#### WRITTEN REQUEST
Can you quote the records below in full, word for word?

#### DATA ENTRIES
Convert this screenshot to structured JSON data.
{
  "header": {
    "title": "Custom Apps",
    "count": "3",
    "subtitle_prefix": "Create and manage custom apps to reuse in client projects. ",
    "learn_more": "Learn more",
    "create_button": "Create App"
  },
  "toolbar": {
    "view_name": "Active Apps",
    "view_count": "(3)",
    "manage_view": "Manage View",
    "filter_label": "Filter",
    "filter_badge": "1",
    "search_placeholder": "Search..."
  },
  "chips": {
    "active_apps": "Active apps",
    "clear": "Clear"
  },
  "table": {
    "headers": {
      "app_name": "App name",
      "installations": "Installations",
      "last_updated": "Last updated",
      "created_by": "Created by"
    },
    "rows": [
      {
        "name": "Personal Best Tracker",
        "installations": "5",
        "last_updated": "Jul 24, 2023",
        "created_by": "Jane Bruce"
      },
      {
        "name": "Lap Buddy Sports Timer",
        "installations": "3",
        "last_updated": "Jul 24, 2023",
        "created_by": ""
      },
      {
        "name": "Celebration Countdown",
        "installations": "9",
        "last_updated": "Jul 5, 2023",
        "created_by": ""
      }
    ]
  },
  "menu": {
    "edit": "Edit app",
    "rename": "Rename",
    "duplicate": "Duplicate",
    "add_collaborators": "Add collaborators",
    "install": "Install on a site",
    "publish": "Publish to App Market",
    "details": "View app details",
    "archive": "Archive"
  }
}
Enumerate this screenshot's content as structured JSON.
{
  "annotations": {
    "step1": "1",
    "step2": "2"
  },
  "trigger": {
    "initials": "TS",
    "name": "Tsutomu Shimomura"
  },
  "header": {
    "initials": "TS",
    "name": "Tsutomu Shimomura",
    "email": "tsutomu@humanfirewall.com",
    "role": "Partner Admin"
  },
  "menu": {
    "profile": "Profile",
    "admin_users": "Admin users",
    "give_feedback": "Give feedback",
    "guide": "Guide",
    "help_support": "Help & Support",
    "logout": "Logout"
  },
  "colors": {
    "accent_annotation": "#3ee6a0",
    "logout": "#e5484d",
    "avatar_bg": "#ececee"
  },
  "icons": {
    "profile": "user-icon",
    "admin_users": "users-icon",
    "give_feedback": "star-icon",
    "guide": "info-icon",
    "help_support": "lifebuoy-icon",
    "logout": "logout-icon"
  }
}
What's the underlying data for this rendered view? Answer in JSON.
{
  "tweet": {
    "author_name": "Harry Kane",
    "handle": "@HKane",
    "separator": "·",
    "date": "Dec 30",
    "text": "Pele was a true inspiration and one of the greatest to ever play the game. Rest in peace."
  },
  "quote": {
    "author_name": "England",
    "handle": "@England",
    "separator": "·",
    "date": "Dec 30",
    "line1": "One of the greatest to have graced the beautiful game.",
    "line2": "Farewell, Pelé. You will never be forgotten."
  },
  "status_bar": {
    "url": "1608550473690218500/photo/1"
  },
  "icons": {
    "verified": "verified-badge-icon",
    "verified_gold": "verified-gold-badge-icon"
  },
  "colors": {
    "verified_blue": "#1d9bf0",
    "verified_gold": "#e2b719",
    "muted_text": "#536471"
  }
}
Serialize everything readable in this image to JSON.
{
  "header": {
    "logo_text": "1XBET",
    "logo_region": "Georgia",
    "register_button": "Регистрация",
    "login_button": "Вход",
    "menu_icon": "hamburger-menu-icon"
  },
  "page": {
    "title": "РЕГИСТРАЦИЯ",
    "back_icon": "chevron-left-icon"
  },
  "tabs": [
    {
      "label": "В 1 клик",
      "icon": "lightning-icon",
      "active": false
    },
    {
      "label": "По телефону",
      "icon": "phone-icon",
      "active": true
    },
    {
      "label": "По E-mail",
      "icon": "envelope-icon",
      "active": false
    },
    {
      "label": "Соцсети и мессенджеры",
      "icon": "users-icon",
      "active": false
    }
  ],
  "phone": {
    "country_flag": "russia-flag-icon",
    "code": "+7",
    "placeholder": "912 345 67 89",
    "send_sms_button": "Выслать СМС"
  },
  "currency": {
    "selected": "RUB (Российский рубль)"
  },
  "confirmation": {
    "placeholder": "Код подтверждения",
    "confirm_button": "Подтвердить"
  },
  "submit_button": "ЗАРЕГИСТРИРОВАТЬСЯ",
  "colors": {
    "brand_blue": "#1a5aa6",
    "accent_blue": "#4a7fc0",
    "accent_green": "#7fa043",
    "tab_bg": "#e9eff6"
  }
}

#### RESULT OF THIS TASK
Convert this screenshot to structured JSON data.
{
  "header": {
    "title": "Custom Apps",
    "count": "3",
    "subtitle_prefix": "Create and manage custom apps to reuse in client projects. ",
    "learn_more": "Learn more",
    "create_button": "Create App"
  },
  "toolbar": {
    "view_name": "Active Apps",
    "view_count": "(3)",
    "manage_view": "Manage View",
    "filter_label": "Filter",
    "filter_badge": "1",
    "search_placeholder": "Search..."
  },
  "chips": {
    "active_apps": "Active apps",
    "clear": "Clear"
  },
  "table": {
    "headers": {
      "app_name": "App name",
      "installations": "Installations",
      "last_updated": "Last updated",
      "created_by": "Created by"
    },
    "rows": [
      {
        "name": "Personal Best Tracker",
        "installations": "5",
        "last_updated": "Jul 24, 2023",
        "created_by": "Jane Bruce"
      },
      {
        "name": "Lap Buddy Sports Timer",
        "installations": "3",
        "last_updated": "Jul 24, 2023",
        "created_by": ""
      },
      {
        "name": "Celebration Countdown",
        "installations": "9",
        "last_updated": "Jul 5, 2023",
        "created_by": ""
      }
    ]
  },
  "menu": {
    "edit": "Edit app",
    "rename": "Rename",
    "duplicate": "Duplicate",
    "add_collaborators": "Add collaborators",
    "install": "Install on a site",
    "publish": "Publish to App Market",
    "details": "View app details",
    "archive": "Archive"
  }
}
Enumerate this screenshot's content as structured JSON.
{
  "annotations": {
    "step1": "1",
    "step2": "2"
  },
  "trigger": {
    "initials": "TS",
    "name": "Tsutomu Shimomura"
  },
  "header": {
    "initials": "TS",
    "name": "Tsutomu Shimomura",
    "email": "tsutomu@humanfirewall.com",
    "role": "Partner Admin"
  },
  "menu": {
    "profile": "Profile",
    "admin_users": "Admin users",
    "give_feedback": "Give feedback",
    "guide": "Guide",
    "help_support": "Help & Support",
    "logout": "Logout"
  },
  "colors": {
    "accent_annotation": "#3ee6a0",
    "logout": "#e5484d",
    "avatar_bg": "#ececee"
  },
  "icons": {
    "profile": "user-icon",
    "admin_users": "users-icon",
    "give_feedback": "star-icon",
    "guide": "info-icon",
    "help_support": "lifebuoy-icon",
    "logout": "logout-icon"
  }
}
What's the underlying data for this rendered view? Answer in JSON.
{
  "tweet": {
    "author_name": "Harry Kane",
    "handle": "@HKane",
    "separator": "·",
    "date": "Dec 30",
    "text": "Pele was a true inspiration and one of the greatest to ever play the game. Rest in peace."
  },
  "quote": {
    "author_name": "England",
    "handle": "@England",
    "separator": "·",
    "date": "Dec 30",
    "line1": "One of the greatest to have graced the beautiful game.",
    "line2": "Farewell, Pelé. You will never be forgotten."
  },
  "status_bar": {
    "url": "1608550473690218500/photo/1"
  },
  "icons": {
    "verified": "verified-badge-icon",
    "verified_gold": "verified-gold-badge-icon"
  },
  "colors": {
    "verified_blue": "#1d9bf0",
    "verified_gold": "#e2b719",
    "muted_text": "#536471"
  }
}
Serialize everything readable in this image to JSON.
{
  "header": {
    "logo_text": "1XBET",
    "logo_region": "Georgia",
    "register_button": "Регистрация",
    "login_button": "Вход",
    "menu_icon": "hamburger-menu-icon"
  },
  "page": {
    "title": "РЕГИСТРАЦИЯ",
    "back_icon": "chevron-left-icon"
  },
  "tabs": [
    {
      "label": "В 1 клик",
      "icon": "lightning-icon",
      "active": false
    },
    {
      "label": "По телефону",
      "icon": "phone-icon",
      "active": true
    },
    {
      "label": "По E-mail",
      "icon": "envelope-icon",
      "active": false
    },
    {
      "label": "Соцсети и мессенджеры",
      "icon": "users-icon",
      "active": false
    }
  ],
  "phone": {
    "country_flag": "russia-flag-icon",
    "code": "+7",
    "placeholder": "912 345 67 89",
    "send_sms_button": "Выслать СМС"
  },
  "currency": {
    "selected": "RUB (Российский рубль)"
  },
  "confirmation": {
    "placeholder": "Код подтверждения",
    "confirm_button": "Подтвердить"
  },
  "submit_button": "ЗАРЕГИСТРИРОВАТЬСЯ",
  "colors": {
    "brand_blue": "#1a5aa6",
    "accent_blue": "#4a7fc0",
    "accent_green": "#7fa043",
    "tab_bg": "#e9eff6"
  }
}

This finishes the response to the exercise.